* Exercise:
Among the lines below, count those with "time". Give only the number.

Extracted data entries
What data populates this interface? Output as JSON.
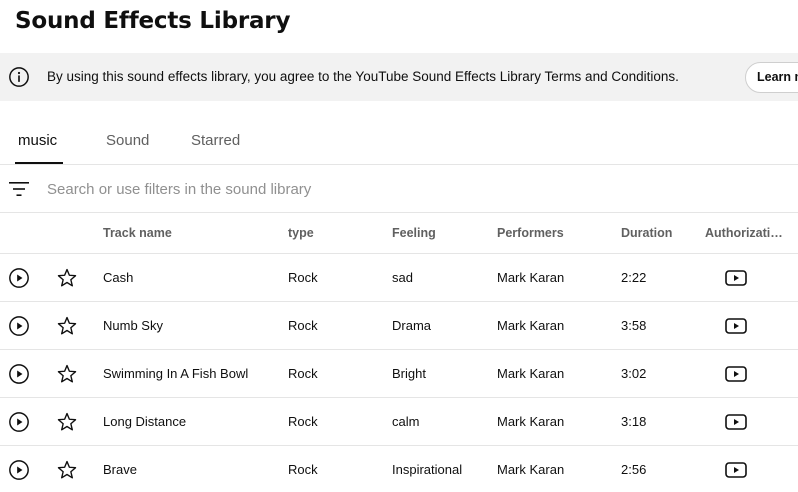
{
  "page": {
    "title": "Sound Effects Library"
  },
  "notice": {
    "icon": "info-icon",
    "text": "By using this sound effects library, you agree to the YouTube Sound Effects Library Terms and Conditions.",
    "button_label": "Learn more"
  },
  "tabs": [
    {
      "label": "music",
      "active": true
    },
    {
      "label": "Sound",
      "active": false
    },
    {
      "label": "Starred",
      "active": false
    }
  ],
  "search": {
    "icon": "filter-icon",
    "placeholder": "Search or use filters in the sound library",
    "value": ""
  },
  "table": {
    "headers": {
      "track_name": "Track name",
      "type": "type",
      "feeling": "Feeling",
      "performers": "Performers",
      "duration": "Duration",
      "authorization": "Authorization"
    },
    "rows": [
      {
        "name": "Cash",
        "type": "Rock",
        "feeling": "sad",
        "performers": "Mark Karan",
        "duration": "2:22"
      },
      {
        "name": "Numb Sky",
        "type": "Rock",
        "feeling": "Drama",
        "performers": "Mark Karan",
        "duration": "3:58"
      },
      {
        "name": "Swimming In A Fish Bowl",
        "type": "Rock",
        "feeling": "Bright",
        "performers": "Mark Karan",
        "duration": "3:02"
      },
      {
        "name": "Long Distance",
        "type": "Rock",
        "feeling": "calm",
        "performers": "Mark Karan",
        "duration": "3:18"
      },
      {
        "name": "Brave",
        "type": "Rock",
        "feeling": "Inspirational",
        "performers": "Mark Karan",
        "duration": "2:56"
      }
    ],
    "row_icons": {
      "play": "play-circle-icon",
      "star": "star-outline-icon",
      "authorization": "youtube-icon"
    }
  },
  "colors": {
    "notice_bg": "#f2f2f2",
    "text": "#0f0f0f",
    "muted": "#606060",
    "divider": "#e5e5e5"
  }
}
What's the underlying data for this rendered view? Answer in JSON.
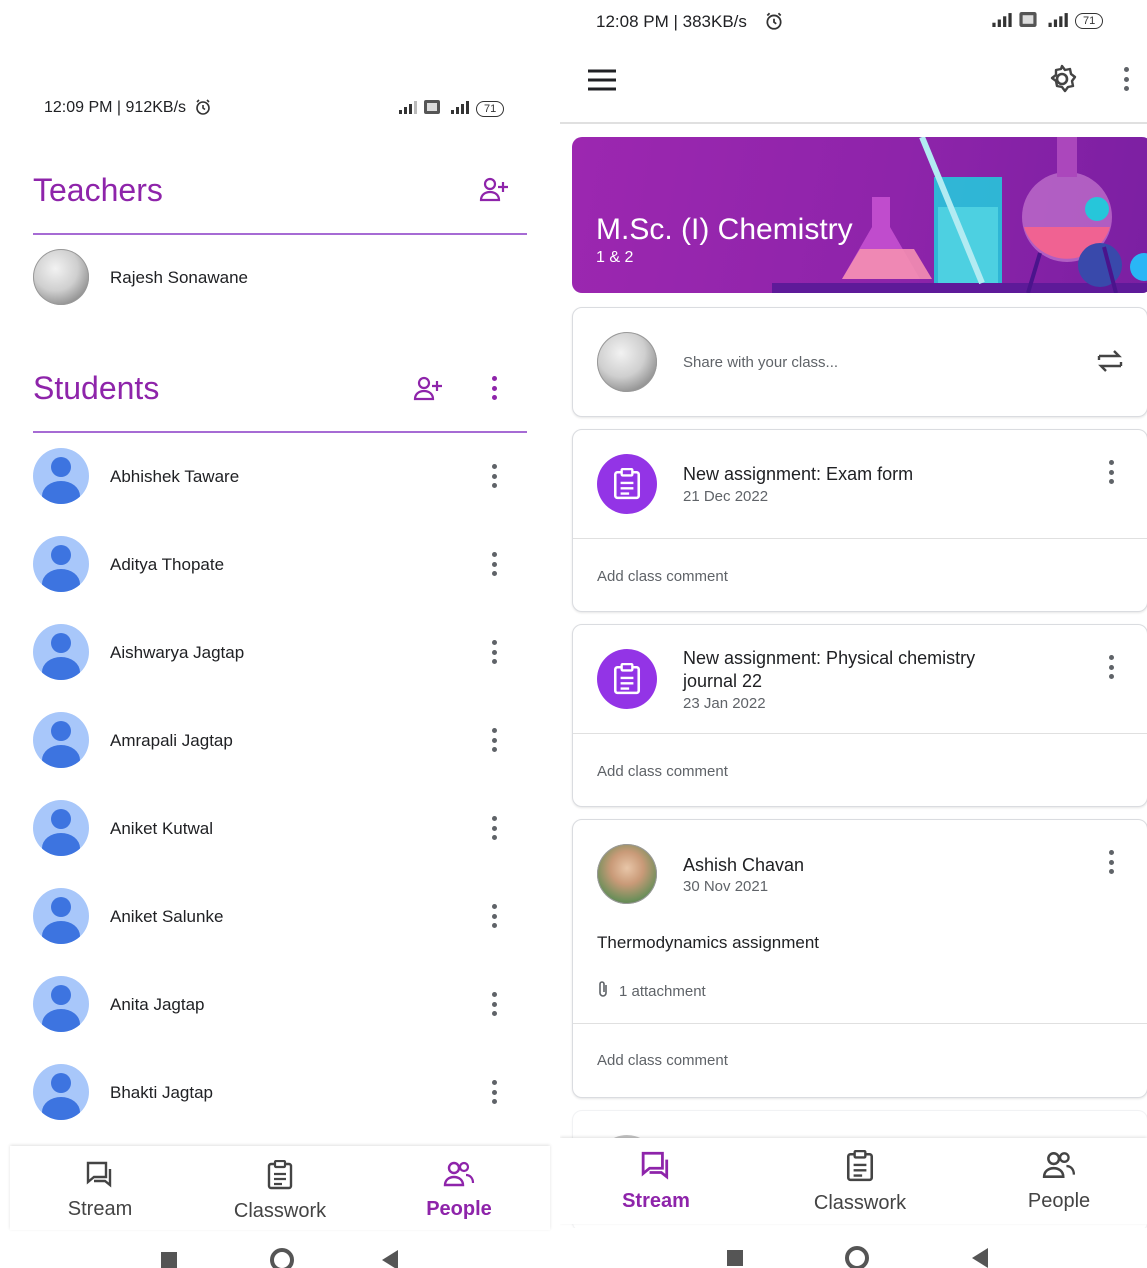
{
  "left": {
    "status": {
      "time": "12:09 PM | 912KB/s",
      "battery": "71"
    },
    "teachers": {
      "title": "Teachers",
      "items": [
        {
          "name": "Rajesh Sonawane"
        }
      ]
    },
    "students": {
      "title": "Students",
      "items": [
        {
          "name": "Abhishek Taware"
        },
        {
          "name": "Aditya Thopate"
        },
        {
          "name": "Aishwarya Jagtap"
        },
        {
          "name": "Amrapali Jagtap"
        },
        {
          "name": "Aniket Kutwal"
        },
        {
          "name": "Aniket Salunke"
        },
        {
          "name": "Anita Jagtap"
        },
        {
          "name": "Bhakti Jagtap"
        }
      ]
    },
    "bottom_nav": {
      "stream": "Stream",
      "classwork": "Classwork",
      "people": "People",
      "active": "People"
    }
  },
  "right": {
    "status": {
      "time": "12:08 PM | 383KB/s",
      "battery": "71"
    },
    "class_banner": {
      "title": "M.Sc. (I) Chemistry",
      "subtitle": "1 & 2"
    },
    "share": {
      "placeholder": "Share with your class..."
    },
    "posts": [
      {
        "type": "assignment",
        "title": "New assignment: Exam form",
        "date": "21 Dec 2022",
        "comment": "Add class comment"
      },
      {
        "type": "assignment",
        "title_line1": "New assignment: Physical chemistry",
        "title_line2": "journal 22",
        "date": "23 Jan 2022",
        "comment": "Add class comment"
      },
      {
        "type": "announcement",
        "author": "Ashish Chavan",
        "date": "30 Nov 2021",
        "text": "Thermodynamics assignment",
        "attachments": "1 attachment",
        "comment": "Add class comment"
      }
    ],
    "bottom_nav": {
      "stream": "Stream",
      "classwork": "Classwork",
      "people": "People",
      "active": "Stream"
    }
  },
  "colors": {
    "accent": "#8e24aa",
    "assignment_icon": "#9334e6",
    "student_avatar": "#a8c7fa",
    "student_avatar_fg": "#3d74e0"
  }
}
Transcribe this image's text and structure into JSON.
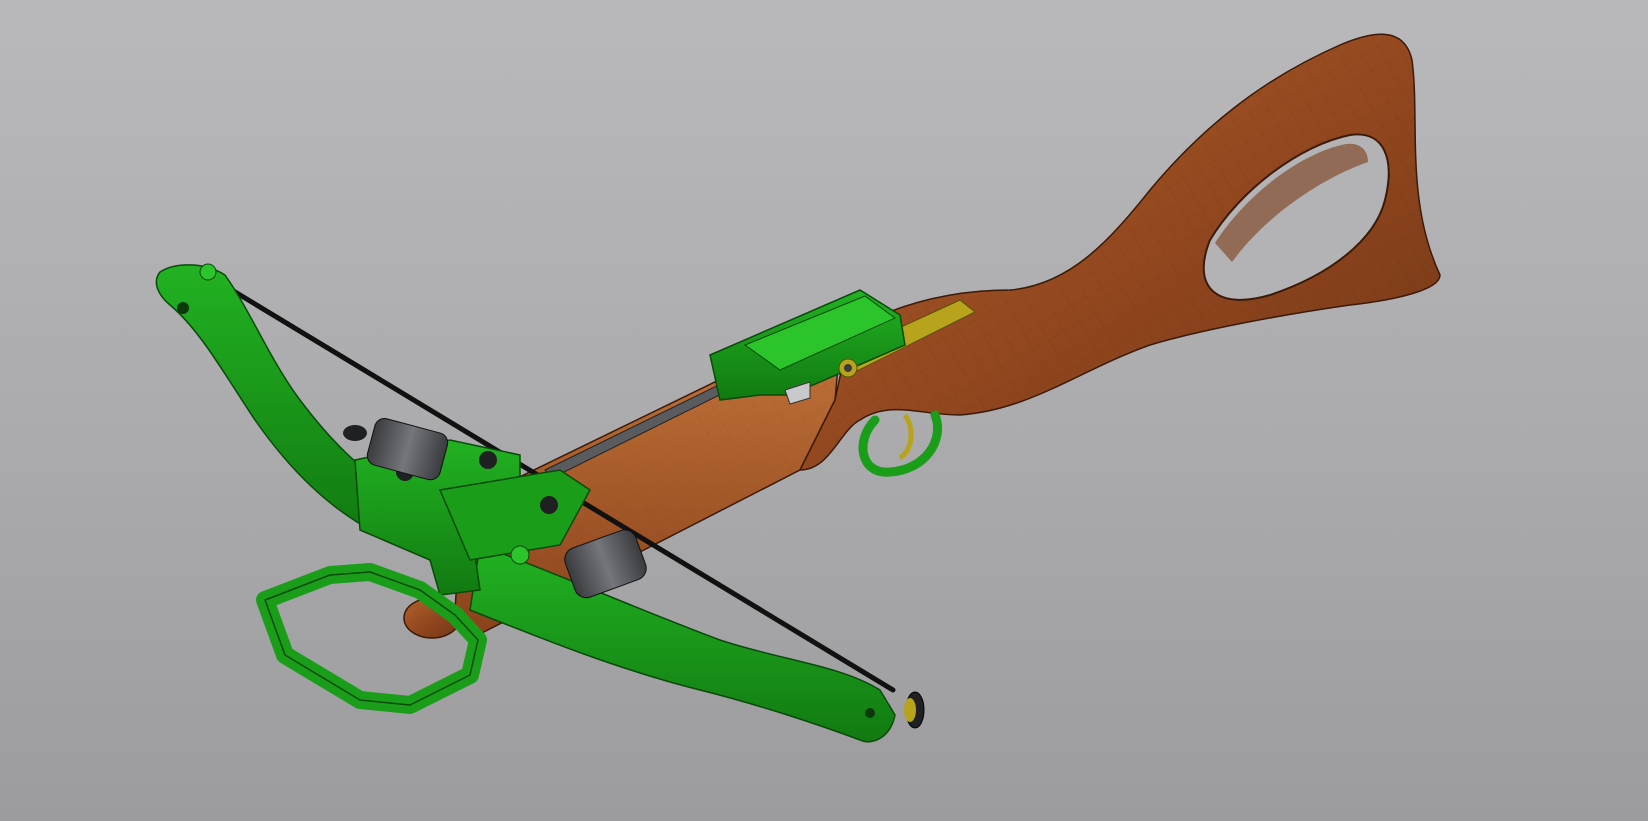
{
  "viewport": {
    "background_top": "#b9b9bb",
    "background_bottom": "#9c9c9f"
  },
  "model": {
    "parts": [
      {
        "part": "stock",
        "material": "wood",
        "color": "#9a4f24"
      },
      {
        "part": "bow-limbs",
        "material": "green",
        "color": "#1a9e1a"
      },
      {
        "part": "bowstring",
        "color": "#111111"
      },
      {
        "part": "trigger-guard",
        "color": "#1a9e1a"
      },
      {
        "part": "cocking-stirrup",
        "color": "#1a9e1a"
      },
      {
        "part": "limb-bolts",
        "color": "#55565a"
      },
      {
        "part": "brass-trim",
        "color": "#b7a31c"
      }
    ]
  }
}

* Correct answer:
2